Work request:
Without changing anything, set down every line shown below.

Dataset records:
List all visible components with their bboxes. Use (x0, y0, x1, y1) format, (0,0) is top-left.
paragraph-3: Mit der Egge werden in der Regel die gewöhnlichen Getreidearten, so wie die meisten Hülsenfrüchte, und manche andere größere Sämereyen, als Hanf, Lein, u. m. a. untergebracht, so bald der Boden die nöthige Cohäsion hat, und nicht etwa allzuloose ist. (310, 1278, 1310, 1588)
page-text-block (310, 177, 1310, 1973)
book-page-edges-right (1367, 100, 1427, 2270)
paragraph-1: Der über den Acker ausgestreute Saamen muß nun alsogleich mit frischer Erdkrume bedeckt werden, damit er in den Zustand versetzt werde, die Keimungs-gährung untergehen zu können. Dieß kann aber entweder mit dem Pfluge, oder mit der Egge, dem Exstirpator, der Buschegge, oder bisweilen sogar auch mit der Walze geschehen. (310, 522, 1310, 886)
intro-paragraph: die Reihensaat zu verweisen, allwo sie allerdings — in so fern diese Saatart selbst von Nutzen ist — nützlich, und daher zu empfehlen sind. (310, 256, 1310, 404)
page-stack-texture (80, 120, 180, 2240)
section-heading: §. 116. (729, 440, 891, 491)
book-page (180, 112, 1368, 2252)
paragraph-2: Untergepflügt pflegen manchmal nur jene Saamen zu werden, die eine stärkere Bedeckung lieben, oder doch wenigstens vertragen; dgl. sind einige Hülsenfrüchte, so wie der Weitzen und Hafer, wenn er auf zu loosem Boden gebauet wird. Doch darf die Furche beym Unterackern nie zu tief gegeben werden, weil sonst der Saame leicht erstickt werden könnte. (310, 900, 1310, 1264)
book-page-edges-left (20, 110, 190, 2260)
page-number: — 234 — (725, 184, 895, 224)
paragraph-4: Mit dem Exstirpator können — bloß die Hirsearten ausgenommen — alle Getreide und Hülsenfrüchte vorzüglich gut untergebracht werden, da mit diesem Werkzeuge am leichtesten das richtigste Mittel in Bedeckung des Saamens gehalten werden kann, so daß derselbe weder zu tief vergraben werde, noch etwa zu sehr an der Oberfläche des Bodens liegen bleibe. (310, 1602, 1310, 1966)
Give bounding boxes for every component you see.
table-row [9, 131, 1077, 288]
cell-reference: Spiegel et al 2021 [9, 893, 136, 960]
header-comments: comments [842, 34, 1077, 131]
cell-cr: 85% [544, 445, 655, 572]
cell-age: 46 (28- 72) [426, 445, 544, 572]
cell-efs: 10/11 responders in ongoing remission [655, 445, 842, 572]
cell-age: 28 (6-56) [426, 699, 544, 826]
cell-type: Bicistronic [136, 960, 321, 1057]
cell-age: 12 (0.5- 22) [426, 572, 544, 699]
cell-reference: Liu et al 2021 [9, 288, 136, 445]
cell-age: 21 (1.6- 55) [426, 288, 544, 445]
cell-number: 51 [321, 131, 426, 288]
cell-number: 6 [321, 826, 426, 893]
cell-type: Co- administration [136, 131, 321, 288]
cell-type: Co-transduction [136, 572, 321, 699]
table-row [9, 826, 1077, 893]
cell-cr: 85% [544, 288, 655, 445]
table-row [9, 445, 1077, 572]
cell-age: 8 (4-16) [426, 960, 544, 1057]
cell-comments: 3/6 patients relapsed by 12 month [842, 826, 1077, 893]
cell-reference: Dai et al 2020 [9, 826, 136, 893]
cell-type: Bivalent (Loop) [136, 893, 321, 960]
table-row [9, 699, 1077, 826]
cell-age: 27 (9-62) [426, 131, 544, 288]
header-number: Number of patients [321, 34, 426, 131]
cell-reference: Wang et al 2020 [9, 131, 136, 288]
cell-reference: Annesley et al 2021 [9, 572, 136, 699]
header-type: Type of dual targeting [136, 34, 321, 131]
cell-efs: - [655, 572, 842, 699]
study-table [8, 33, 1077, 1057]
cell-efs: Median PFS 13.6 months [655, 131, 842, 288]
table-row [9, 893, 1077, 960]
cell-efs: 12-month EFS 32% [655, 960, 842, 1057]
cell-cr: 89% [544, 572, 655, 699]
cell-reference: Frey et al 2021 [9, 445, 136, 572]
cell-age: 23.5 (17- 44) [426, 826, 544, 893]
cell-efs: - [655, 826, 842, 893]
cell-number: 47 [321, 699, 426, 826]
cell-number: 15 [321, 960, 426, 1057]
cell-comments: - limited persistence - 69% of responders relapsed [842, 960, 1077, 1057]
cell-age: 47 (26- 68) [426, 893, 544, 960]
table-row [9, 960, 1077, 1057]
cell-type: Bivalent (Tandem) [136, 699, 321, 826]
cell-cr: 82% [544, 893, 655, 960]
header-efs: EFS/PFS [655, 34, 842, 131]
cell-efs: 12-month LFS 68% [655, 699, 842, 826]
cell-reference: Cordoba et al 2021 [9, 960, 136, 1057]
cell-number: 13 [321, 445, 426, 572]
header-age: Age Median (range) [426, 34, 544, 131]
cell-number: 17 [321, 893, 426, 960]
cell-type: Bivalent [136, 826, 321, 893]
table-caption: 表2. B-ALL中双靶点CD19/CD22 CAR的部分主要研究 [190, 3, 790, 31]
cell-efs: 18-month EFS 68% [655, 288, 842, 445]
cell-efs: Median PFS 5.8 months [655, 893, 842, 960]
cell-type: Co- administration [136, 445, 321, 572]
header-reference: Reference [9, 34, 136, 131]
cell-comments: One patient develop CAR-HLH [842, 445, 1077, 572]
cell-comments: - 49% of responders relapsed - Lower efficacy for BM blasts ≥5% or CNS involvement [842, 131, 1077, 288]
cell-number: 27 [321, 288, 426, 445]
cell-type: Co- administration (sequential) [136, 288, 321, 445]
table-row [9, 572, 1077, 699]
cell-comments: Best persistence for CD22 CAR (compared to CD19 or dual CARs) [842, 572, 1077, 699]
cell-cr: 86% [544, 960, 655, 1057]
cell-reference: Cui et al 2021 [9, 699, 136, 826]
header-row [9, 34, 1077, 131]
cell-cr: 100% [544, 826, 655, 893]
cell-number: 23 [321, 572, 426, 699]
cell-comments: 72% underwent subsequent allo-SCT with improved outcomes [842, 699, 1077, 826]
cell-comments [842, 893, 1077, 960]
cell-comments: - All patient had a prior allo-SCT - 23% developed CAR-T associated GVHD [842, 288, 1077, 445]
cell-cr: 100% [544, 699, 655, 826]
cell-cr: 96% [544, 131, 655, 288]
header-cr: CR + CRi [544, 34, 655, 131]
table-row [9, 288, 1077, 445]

Output for this task:
List all visible components with their bboxes. Use (x0, y0, x1, y1) format, (0,0) is top-left.
paragraph-3: Mit der Egge werden in der Regel die gewöhnlichen Getreidearten, so wie die meisten Hülsenfrüchte, und manche andere größere Sämereyen, als Hanf, Lein, u. m. a. untergebracht, so bald der Boden die nöthige Cohäsion hat, und nicht etwa allzuloose ist. (310, 1278, 1310, 1588)
page-text-block (310, 177, 1310, 1973)
book-page-edges-right (1367, 100, 1427, 2270)
paragraph-1: Der über den Acker ausgestreute Saamen muß nun alsogleich mit frischer Erdkrume bedeckt werden, damit er in den Zustand versetzt werde, die Keimungs-gährung untergehen zu können. Dieß kann aber entweder mit dem Pfluge, oder mit der Egge, dem Exstirpator, der Buschegge, oder bisweilen sogar auch mit der Walze geschehen. (310, 522, 1310, 886)
intro-paragraph: die Reihensaat zu verweisen, allwo sie allerdings — in so fern diese Saatart selbst von Nutzen ist — nützlich, und daher zu empfehlen sind. (310, 256, 1310, 404)
page-stack-texture (80, 120, 180, 2240)
section-heading: §. 116. (729, 440, 891, 491)
book-page (180, 112, 1368, 2252)
paragraph-2: Untergepflügt pflegen manchmal nur jene Saamen zu werden, die eine stärkere Bedeckung lieben, oder doch wenigstens vertragen; dgl. sind einige Hülsenfrüchte, so wie der Weitzen und Hafer, wenn er auf zu loosem Boden gebauet wird. Doch darf die Furche beym Unterackern nie zu tief gegeben werden, weil sonst der Saame leicht erstickt werden könnte. (310, 900, 1310, 1264)
book-page-edges-left (20, 110, 190, 2260)
page-number: — 234 — (725, 184, 895, 224)
paragraph-4: Mit dem Exstirpator können — bloß die Hirsearten ausgenommen — alle Getreide und Hülsenfrüchte vorzüglich gut untergebracht werden, da mit diesem Werkzeuge am leichtesten das richtigste Mittel in Bedeckung des Saamens gehalten werden kann, so daß derselbe weder zu tief vergraben werde, noch etwa zu sehr an der Oberfläche des Bodens liegen bleibe. (310, 1602, 1310, 1966)
Give bounding boxes for every component you see.
table-row [9, 131, 1077, 288]
cell-reference: Spiegel et al 2021 [9, 893, 136, 960]
header-comments: comments [842, 34, 1077, 131]
cell-cr: 85% [544, 445, 655, 572]
cell-age: 46 (28- 72) [426, 445, 544, 572]
cell-efs: 10/11 responders in ongoing remission [655, 445, 842, 572]
cell-age: 28 (6-56) [426, 699, 544, 826]
cell-type: Bicistronic [136, 960, 321, 1057]
cell-age: 12 (0.5- 22) [426, 572, 544, 699]
cell-reference: Liu et al 2021 [9, 288, 136, 445]
cell-age: 21 (1.6- 55) [426, 288, 544, 445]
cell-number: 51 [321, 131, 426, 288]
cell-number: 6 [321, 826, 426, 893]
cell-type: Co- administration [136, 131, 321, 288]
cell-type: Co-transduction [136, 572, 321, 699]
table-row [9, 826, 1077, 893]
cell-cr: 85% [544, 288, 655, 445]
table-row [9, 445, 1077, 572]
cell-age: 8 (4-16) [426, 960, 544, 1057]
cell-comments: 3/6 patients relapsed by 12 month [842, 826, 1077, 893]
cell-reference: Dai et al 2020 [9, 826, 136, 893]
cell-type: Bivalent (Loop) [136, 893, 321, 960]
table-row [9, 699, 1077, 826]
cell-age: 27 (9-62) [426, 131, 544, 288]
header-number: Number of patients [321, 34, 426, 131]
cell-reference: Wang et al 2020 [9, 131, 136, 288]
cell-reference: Annesley et al 2021 [9, 572, 136, 699]
header-type: Type of dual targeting [136, 34, 321, 131]
cell-efs: - [655, 572, 842, 699]
study-table [8, 33, 1077, 1057]
cell-efs: Median PFS 13.6 months [655, 131, 842, 288]
table-row [9, 893, 1077, 960]
cell-efs: 12-month EFS 32% [655, 960, 842, 1057]
cell-cr: 89% [544, 572, 655, 699]
cell-reference: Frey et al 2021 [9, 445, 136, 572]
cell-age: 23.5 (17- 44) [426, 826, 544, 893]
cell-efs: - [655, 826, 842, 893]
cell-number: 47 [321, 699, 426, 826]
cell-number: 15 [321, 960, 426, 1057]
cell-comments: - limited persistence - 69% of responders relapsed [842, 960, 1077, 1057]
cell-age: 47 (26- 68) [426, 893, 544, 960]
table-row [9, 960, 1077, 1057]
cell-type: Bivalent (Tandem) [136, 699, 321, 826]
cell-cr: 82% [544, 893, 655, 960]
header-efs: EFS/PFS [655, 34, 842, 131]
cell-efs: 12-month LFS 68% [655, 699, 842, 826]
cell-reference: Cordoba et al 2021 [9, 960, 136, 1057]
cell-number: 13 [321, 445, 426, 572]
header-age: Age Median (range) [426, 34, 544, 131]
cell-number: 17 [321, 893, 426, 960]
cell-type: Bivalent [136, 826, 321, 893]
table-caption: 表2. B-ALL中双靶点CD19/CD22 CAR的部分主要研究 [190, 3, 790, 31]
cell-efs: 18-month EFS 68% [655, 288, 842, 445]
cell-efs: Median PFS 5.8 months [655, 893, 842, 960]
cell-type: Co- administration [136, 445, 321, 572]
header-reference: Reference [9, 34, 136, 131]
cell-comments: One patient develop CAR-HLH [842, 445, 1077, 572]
cell-comments: - 49% of responders relapsed - Lower efficacy for BM blasts ≥5% or CNS involvement [842, 131, 1077, 288]
cell-number: 27 [321, 288, 426, 445]
cell-type: Co- administration (sequential) [136, 288, 321, 445]
table-row [9, 572, 1077, 699]
cell-comments: Best persistence for CD22 CAR (compared to CD19 or dual CARs) [842, 572, 1077, 699]
cell-cr: 86% [544, 960, 655, 1057]
cell-reference: Cui et al 2021 [9, 699, 136, 826]
header-row [9, 34, 1077, 131]
cell-cr: 100% [544, 826, 655, 893]
cell-number: 23 [321, 572, 426, 699]
cell-comments: 72% underwent subsequent allo-SCT with improved outcomes [842, 699, 1077, 826]
cell-comments [842, 893, 1077, 960]
cell-comments: - All patient had a prior allo-SCT - 23% developed CAR-T associated GVHD [842, 288, 1077, 445]
cell-cr: 100% [544, 699, 655, 826]
cell-cr: 96% [544, 131, 655, 288]
header-cr: CR + CRi [544, 34, 655, 131]
table-row [9, 288, 1077, 445]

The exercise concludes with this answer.